Here are some records; copy every line that holds the word "simulation".
——————
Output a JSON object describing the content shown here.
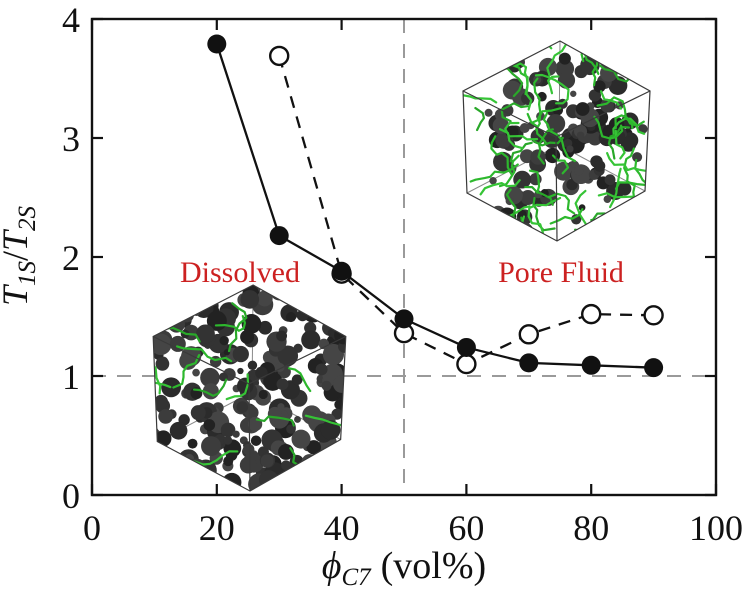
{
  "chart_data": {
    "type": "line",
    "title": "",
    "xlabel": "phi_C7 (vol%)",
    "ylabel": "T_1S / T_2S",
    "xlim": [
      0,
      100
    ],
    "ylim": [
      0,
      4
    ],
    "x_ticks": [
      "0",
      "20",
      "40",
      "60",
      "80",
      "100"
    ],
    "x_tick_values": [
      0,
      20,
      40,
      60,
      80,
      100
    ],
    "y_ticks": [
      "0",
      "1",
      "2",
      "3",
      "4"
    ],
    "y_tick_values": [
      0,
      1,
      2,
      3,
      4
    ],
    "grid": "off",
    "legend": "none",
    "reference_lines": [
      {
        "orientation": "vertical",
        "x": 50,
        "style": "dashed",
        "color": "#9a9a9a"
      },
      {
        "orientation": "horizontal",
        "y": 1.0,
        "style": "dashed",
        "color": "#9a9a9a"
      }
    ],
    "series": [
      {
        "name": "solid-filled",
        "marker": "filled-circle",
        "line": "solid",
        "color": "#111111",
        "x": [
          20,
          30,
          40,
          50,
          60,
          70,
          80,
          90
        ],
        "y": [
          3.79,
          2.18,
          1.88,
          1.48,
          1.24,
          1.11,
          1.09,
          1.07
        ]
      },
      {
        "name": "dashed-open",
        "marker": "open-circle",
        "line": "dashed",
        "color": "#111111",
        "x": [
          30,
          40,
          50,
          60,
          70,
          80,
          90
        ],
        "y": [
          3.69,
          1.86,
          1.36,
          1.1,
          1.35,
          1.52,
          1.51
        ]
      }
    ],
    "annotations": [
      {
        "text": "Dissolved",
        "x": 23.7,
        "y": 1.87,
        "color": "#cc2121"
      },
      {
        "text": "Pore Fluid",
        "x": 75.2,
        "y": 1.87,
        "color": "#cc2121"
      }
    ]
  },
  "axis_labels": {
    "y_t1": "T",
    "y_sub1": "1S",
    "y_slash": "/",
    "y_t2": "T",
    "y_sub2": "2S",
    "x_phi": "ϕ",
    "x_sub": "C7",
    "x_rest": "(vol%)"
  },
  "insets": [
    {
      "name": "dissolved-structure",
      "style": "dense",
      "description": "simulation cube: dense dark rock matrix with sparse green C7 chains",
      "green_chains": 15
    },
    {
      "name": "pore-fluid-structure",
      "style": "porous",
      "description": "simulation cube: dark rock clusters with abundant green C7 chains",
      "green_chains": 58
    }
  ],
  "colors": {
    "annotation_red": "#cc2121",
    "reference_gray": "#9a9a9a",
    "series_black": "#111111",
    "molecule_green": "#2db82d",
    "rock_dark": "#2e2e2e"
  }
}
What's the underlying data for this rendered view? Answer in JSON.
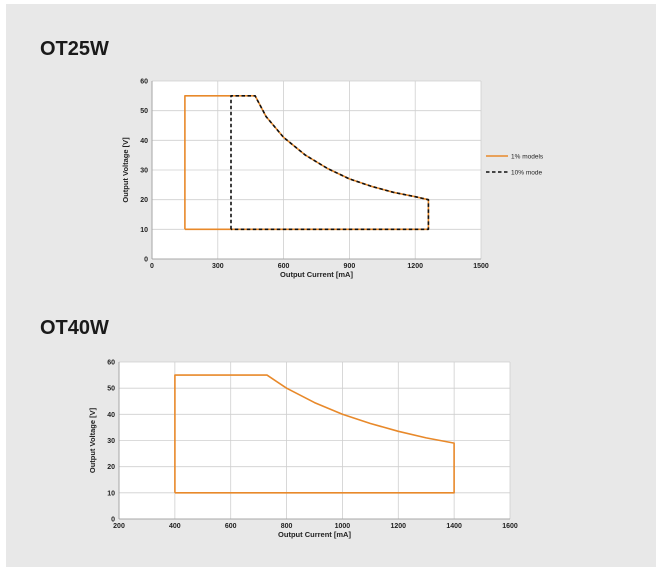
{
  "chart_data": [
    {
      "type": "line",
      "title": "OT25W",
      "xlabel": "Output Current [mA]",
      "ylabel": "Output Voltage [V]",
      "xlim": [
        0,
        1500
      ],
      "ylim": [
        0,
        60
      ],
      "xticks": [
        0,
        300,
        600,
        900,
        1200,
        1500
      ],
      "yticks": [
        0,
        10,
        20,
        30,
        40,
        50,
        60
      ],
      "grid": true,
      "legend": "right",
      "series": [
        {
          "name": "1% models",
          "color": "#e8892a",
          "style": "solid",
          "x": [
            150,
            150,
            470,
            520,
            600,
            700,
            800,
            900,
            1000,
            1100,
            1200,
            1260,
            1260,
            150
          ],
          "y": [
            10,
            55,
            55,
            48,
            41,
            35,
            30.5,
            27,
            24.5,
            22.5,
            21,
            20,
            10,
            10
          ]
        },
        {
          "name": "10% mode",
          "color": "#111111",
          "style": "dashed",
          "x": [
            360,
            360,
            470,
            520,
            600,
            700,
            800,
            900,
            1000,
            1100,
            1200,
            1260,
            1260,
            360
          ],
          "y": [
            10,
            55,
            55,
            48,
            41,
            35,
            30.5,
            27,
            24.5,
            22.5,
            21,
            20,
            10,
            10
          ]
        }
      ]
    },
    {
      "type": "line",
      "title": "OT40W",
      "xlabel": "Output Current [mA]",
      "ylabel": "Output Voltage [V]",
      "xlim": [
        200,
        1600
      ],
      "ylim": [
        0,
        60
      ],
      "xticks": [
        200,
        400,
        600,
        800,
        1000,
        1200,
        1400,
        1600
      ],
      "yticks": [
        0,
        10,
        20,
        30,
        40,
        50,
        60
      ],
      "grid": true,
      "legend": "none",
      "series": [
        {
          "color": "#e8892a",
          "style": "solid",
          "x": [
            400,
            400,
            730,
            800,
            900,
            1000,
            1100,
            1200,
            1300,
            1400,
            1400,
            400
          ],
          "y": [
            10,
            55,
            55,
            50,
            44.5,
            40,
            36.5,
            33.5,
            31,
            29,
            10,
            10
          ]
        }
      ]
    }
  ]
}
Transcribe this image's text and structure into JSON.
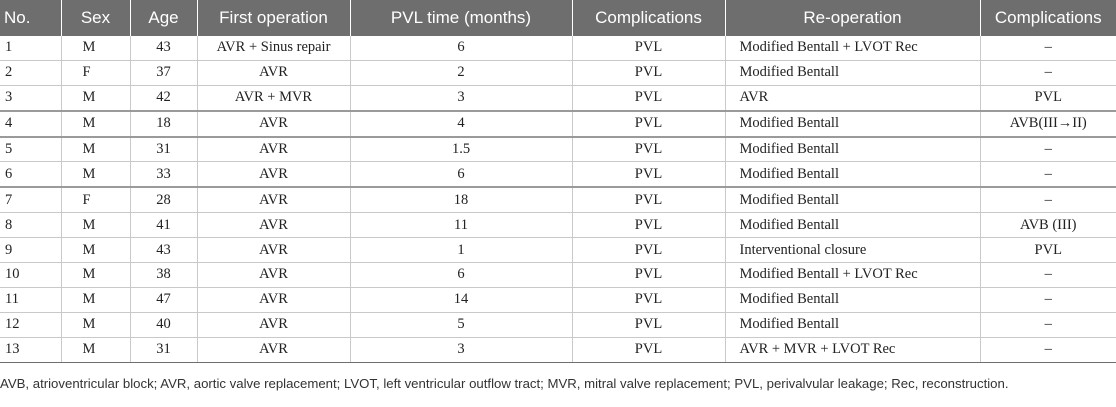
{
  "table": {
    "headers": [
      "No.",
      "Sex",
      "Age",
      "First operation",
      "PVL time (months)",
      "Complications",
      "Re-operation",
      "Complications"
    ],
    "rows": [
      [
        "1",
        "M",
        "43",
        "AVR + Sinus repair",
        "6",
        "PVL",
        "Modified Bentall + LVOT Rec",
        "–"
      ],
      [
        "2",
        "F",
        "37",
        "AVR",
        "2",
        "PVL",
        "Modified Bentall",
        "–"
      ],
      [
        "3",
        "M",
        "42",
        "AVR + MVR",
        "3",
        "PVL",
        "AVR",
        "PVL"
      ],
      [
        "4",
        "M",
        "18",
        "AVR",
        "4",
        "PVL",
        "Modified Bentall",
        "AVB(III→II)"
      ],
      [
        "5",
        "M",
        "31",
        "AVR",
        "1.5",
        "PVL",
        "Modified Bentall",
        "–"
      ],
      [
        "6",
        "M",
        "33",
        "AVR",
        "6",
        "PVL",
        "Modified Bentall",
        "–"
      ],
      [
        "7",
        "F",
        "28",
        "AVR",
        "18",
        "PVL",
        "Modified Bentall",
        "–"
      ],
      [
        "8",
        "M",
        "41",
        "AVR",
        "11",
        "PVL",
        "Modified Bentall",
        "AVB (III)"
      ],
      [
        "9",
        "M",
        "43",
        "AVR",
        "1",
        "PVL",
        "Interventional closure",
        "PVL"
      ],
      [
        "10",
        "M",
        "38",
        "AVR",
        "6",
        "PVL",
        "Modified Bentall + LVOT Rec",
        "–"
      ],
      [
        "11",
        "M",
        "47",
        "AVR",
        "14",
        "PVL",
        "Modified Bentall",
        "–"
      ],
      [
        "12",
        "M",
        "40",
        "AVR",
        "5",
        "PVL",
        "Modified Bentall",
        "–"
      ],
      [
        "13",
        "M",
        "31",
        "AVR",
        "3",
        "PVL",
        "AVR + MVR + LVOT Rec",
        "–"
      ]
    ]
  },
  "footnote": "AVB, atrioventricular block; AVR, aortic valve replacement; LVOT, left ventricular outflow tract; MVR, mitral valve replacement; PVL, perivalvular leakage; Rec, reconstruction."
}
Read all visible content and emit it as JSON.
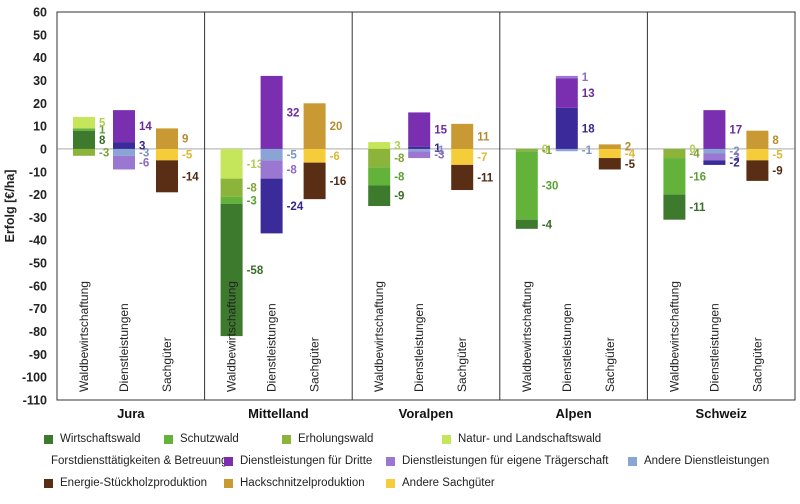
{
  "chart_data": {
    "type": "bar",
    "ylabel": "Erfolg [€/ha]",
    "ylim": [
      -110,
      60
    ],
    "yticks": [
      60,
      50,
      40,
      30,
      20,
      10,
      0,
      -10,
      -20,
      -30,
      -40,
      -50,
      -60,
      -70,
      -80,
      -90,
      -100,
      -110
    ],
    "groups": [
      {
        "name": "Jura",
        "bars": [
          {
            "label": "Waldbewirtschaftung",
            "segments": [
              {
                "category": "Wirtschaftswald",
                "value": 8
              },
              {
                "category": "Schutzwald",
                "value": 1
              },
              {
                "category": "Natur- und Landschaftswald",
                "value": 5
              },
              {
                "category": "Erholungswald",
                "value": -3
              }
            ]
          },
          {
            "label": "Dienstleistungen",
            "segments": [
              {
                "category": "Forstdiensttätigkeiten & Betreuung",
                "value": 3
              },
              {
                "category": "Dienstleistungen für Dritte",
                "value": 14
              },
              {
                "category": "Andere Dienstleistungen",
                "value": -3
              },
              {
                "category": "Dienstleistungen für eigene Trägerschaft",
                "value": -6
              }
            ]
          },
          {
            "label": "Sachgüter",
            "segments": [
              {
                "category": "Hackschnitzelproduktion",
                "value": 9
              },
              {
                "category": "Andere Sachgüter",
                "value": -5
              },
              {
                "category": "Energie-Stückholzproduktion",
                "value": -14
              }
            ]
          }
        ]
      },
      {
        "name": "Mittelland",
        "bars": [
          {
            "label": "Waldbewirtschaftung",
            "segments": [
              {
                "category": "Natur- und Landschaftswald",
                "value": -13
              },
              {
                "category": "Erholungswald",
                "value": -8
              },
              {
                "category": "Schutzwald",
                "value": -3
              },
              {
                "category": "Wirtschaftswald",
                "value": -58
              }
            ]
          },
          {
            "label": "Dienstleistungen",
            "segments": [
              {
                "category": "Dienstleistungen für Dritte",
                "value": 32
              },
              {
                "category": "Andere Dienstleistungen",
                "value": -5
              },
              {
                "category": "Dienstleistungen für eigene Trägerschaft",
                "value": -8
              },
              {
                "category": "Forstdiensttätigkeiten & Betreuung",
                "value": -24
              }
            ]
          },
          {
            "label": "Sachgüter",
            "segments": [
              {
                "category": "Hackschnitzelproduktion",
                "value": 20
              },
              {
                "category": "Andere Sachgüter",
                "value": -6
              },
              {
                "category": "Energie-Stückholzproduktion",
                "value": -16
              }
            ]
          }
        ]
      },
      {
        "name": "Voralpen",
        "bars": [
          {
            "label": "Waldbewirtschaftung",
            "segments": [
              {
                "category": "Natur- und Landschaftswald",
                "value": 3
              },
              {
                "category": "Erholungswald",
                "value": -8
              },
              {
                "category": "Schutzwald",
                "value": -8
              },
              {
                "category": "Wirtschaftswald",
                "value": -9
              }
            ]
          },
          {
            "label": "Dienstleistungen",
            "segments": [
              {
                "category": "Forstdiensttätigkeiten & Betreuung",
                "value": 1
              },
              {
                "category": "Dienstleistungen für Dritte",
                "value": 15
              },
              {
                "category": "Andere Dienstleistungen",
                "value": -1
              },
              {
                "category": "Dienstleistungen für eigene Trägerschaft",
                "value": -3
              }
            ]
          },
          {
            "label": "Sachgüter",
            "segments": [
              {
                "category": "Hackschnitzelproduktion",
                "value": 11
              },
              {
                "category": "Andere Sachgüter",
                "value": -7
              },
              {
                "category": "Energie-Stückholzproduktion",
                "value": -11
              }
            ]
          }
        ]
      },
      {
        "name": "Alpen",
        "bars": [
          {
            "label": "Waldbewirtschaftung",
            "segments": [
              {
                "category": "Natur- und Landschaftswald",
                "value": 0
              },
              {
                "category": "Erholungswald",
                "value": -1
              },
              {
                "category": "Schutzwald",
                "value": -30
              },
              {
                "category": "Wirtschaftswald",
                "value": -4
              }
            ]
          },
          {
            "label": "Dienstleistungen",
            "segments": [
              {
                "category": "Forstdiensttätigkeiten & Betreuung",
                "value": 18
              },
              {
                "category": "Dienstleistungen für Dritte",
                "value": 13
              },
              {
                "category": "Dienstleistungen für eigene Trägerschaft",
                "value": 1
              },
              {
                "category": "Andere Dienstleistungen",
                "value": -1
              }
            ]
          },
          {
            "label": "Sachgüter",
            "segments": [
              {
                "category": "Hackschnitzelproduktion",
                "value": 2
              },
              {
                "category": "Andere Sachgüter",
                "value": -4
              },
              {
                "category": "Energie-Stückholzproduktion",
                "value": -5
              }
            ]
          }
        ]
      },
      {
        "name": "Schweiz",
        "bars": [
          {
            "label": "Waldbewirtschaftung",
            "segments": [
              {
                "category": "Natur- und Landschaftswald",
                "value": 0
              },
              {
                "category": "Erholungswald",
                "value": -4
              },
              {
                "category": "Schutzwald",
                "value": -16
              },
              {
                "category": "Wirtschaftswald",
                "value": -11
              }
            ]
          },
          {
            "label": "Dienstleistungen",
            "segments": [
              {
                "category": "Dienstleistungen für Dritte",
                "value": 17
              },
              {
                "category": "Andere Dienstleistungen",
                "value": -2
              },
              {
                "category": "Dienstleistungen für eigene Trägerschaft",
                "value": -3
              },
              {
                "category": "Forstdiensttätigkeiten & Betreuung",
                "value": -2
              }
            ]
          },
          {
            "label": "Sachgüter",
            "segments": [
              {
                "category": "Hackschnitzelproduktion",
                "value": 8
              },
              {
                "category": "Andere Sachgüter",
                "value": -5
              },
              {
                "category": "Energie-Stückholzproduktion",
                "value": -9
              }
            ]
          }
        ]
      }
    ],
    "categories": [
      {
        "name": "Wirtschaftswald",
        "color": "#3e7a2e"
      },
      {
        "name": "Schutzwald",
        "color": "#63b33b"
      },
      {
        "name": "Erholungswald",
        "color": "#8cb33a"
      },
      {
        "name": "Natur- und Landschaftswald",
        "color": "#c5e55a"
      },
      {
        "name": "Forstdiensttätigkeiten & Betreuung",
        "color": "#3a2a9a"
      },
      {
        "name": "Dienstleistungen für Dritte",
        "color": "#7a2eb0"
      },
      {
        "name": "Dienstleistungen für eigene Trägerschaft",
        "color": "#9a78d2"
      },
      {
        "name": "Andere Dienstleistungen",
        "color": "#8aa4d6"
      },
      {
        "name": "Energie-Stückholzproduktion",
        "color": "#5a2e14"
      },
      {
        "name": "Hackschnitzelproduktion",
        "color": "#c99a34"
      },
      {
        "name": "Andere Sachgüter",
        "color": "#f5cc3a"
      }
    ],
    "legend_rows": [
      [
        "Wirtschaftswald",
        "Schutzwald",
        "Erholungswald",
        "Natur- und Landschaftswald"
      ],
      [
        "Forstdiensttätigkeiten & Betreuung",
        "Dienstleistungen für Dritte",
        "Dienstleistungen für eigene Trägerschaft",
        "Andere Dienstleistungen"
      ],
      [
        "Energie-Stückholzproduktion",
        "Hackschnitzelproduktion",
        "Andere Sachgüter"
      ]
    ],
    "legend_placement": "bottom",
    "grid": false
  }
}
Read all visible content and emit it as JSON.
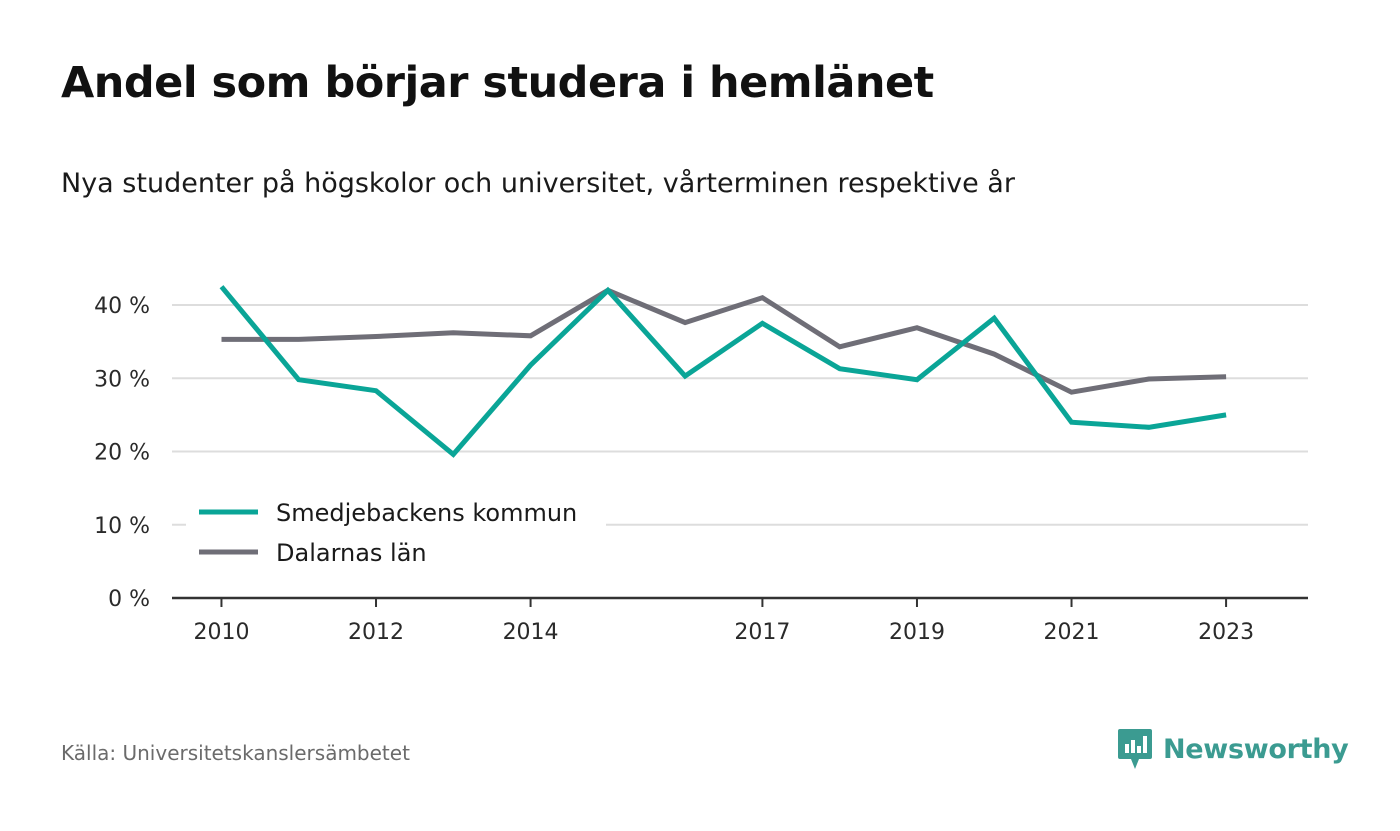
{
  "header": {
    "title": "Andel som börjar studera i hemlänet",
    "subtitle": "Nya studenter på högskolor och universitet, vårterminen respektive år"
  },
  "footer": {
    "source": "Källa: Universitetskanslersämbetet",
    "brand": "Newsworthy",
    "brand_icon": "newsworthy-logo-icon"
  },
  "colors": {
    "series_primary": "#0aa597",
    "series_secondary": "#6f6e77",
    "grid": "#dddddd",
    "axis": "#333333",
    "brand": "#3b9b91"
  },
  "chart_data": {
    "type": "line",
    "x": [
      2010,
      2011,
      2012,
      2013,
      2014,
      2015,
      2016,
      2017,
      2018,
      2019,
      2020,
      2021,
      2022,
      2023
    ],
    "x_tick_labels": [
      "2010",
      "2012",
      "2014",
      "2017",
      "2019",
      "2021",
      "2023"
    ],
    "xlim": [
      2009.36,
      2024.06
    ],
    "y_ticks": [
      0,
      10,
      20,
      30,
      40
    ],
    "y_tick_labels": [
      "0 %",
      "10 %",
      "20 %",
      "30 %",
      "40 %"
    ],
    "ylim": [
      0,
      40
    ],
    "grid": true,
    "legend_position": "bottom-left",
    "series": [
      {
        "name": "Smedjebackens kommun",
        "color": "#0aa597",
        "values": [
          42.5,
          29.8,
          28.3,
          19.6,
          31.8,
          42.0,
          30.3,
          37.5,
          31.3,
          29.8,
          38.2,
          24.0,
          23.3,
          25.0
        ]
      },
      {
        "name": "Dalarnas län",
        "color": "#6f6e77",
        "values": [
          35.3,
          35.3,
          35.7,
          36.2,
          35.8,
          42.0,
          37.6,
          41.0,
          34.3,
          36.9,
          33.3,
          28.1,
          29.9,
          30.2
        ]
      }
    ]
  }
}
——————
### Reply to the task
      "description": "simulation cube: dense dark rock matrix with sparse green C7 chains",
      "description": "simulation cube: dark rock clusters with abundant green C7 chains",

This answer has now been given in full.